• [WHAT YOU NEED TO DO]:
Produce an exact copy of all the data below, dropping every image.

• [Figure dataset records]:

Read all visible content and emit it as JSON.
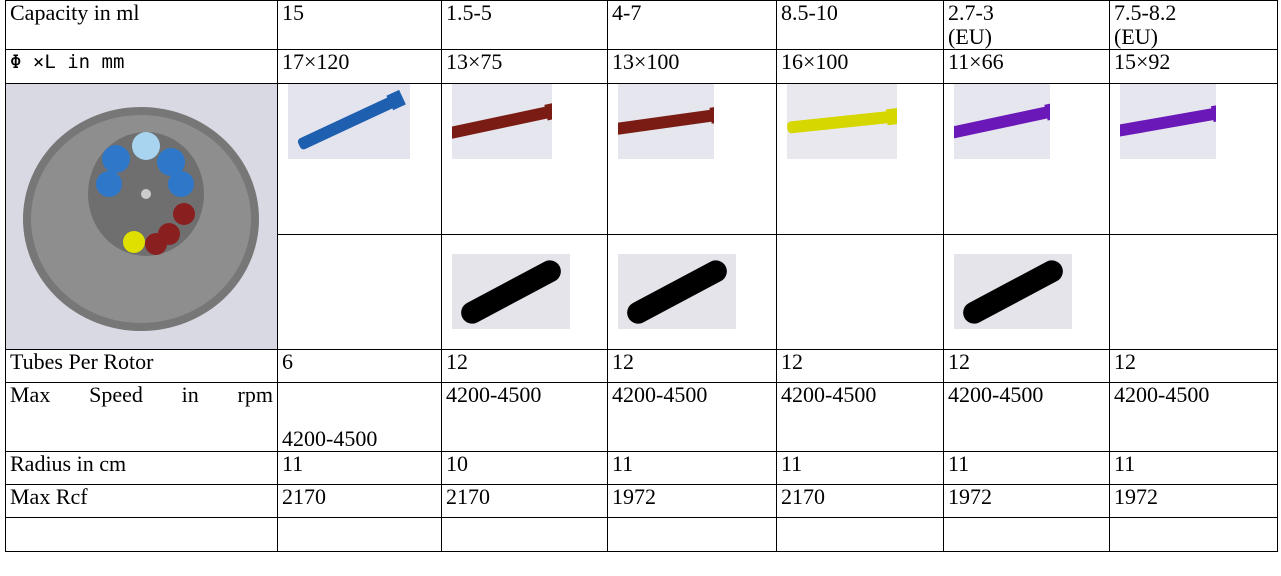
{
  "table": {
    "rows": [
      [
        "Capacity in ml",
        "15",
        "1.5-5",
        "4-7",
        "8.5-10",
        "2.7-3\n(EU)",
        "7.5-8.2\n(EU)"
      ],
      [
        "Φ ×L in mm",
        "17×120",
        "13×75",
        "13×100",
        "16×100",
        "11×66",
        "15×92"
      ],
      [
        "Tubes Per Rotor",
        "6",
        "12",
        "12",
        "12",
        "12",
        "12"
      ],
      [
        "Max Speed in rpm",
        "4200-4500",
        "4200-4500",
        "4200-4500",
        "4200-4500",
        "4200-4500",
        "4200-4500"
      ],
      [
        "Radius in cm",
        "11",
        "10",
        "11",
        "11",
        "11",
        "11"
      ],
      [
        "Max Rcf",
        "2170",
        "2170",
        "1972",
        "2170",
        "1972",
        "1972"
      ]
    ]
  }
}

• [TASK OUTPUT]:
Read all visible content and emit it as JSON.
{
  "table": {
    "rows": [
      [
        "Capacity in ml",
        "15",
        "1.5-5",
        "4-7",
        "8.5-10",
        "2.7-3\n(EU)",
        "7.5-8.2\n(EU)"
      ],
      [
        "Φ ×L in mm",
        "17×120",
        "13×75",
        "13×100",
        "16×100",
        "11×66",
        "15×92"
      ],
      [
        "Tubes Per Rotor",
        "6",
        "12",
        "12",
        "12",
        "12",
        "12"
      ],
      [
        "Max Speed in rpm",
        "4200-4500",
        "4200-4500",
        "4200-4500",
        "4200-4500",
        "4200-4500",
        "4200-4500"
      ],
      [
        "Radius in cm",
        "11",
        "10",
        "11",
        "11",
        "11",
        "11"
      ],
      [
        "Max Rcf",
        "2170",
        "2170",
        "1972",
        "2170",
        "1972",
        "1972"
      ]
    ]
  }
}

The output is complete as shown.